Sumber >>
Wapres JK Ungkap Alasan Jumlah Pekerja Pertanian Terus Menurun

Jumlah pekerja pertanian saat ini terus menurun setiap tahunnya.

oleh Septian Deny diperbarui 22 Okt 2015, 19:15 WIB
Diterbitkan 22 Okt 2015, 19:15 WIB
Hari Pangan Sedunia, Gimana Kini Nasib Petani?
Hari Pangan Sedunia tahun ini mengambil tema "Pemberdayaan Petani Sebagai Penggerak Ekonomi Menuju Kedaulatan Pangan."

Liputan6.com, Jakarta - Jumlah pekerja pertanian saat ini terus menurun setiap tahunnya. Wakil Presiden Jusuf Kalla menyebut sejumlah faktor yang membuat sektor ini semakin ditinggalkan masyarakat.

Dia mengungkapkan, sejak dulu jumlah tenaga kerja di sektor pertanian memiliki porsi paling besar. Saat ini, meski tetap menjadi yang terbesar, namun jumlahnya semakin menurun.

"Jumlah pekerja di Indonesia paling banyak di bidang pertanian sebanyak 34 persen. Kemudian di bidang perdagangan, jasa, dan sebagainya 22 persen. Usaha sosial 16 persen. Baru industri 13 persen. Dari tahun ke tahun, lapangan kerja di pertanian menurun. Dulu 40 persen sekarang tinggal 34 persen tenaga kerja," ujarnya di Kantor Kementerian Ketenagakerjaan, Jakarta, Kamis (22/10/2015).

Yang Dikerjakan >>
a - Berdasarkan teks tentang pekerja pertanian, jelaskan mengapa sektor pertanian masih disebut sebagai penyerap tenaga kerja terbesar meskipun jumlah pekerjanya menurun.
b - Salin bagian teks tentang pekerja pertanian yang dibuka dengan kata-kata berisi "Wapres JK Ungkap" dan ditutup dengan "semakin ditinggalkan masyarakat.".

Data Terkumpul >>
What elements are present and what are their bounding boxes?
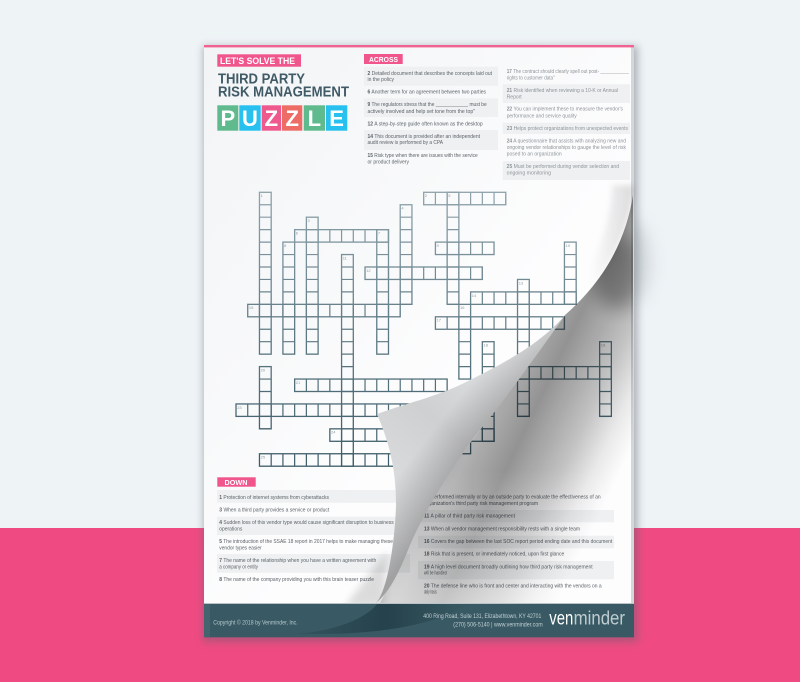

Jawaban >>
a - Pertanian masih menyerap 34 persen pekerja di Indonesia. Angka itu lebih besar daripada perdagangan, jasa, dan sebagainya (22 persen), usaha sosial (16 persen), serta industri (13 persen). Namun, porsinya turun dari 40 persen menjadi 34 persen.

b -
Wapres JK Ungkap Alasan Jumlah Pekerja Pertanian Terus Menurun

Jumlah pekerja pertanian saat ini terus menurun setiap tahunnya.

oleh Septian Deny diperbarui 22 Okt 2015, 19:15 WIB
Diterbitkan 22 Okt 2015, 19:15 WIB
Hari Pangan Sedunia, Gimana Kini Nasib Petani?
Hari Pangan Sedunia tahun ini mengambil tema "Pemberdayaan Petani Sebagai Penggerak Ekonomi Menuju Kedaulatan Pangan."

Liputan6.com, Jakarta - Jumlah pekerja pertanian saat ini terus menurun setiap tahunnya. Wakil Presiden Jusuf Kalla menyebut sejumlah faktor yang membuat sektor ini semakin ditinggalkan masyarakat.